→ Goal of the exercise
Each entry below is to be duplicated verbatim.
## BEGIN Raw records
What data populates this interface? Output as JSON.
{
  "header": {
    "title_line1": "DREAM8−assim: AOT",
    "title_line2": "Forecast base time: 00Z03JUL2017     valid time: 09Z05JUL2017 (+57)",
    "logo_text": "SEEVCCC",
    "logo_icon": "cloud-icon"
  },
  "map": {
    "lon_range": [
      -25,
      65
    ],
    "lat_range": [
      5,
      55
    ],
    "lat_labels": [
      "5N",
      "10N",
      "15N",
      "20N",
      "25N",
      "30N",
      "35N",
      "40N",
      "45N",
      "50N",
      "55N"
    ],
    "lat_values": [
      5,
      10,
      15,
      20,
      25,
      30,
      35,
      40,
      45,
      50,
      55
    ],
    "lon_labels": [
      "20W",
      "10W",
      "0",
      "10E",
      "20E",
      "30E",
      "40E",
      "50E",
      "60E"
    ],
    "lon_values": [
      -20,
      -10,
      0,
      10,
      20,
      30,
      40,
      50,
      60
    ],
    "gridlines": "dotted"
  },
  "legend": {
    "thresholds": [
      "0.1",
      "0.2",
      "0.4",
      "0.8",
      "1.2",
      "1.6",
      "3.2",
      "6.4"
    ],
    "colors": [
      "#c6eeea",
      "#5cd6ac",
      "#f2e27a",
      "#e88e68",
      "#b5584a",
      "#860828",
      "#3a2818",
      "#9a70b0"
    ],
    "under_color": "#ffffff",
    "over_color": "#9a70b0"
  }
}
## END Raw records
→ The reply
What data populates this interface? Output as JSON.
{
  "header": {
    "title_line1": "DREAM8−assim: AOT",
    "title_line2": "Forecast base time: 00Z03JUL2017     valid time: 09Z05JUL2017 (+57)",
    "logo_text": "SEEVCCC",
    "logo_icon": "cloud-icon"
  },
  "map": {
    "lon_range": [
      -25,
      65
    ],
    "lat_range": [
      5,
      55
    ],
    "lat_labels": [
      "5N",
      "10N",
      "15N",
      "20N",
      "25N",
      "30N",
      "35N",
      "40N",
      "45N",
      "50N",
      "55N"
    ],
    "lat_values": [
      5,
      10,
      15,
      20,
      25,
      30,
      35,
      40,
      45,
      50,
      55
    ],
    "lon_labels": [
      "20W",
      "10W",
      "0",
      "10E",
      "20E",
      "30E",
      "40E",
      "50E",
      "60E"
    ],
    "lon_values": [
      -20,
      -10,
      0,
      10,
      20,
      30,
      40,
      50,
      60
    ],
    "gridlines": "dotted"
  },
  "legend": {
    "thresholds": [
      "0.1",
      "0.2",
      "0.4",
      "0.8",
      "1.2",
      "1.6",
      "3.2",
      "6.4"
    ],
    "colors": [
      "#c6eeea",
      "#5cd6ac",
      "#f2e27a",
      "#e88e68",
      "#b5584a",
      "#860828",
      "#3a2818",
      "#9a70b0"
    ],
    "under_color": "#ffffff",
    "over_color": "#9a70b0"
  }
}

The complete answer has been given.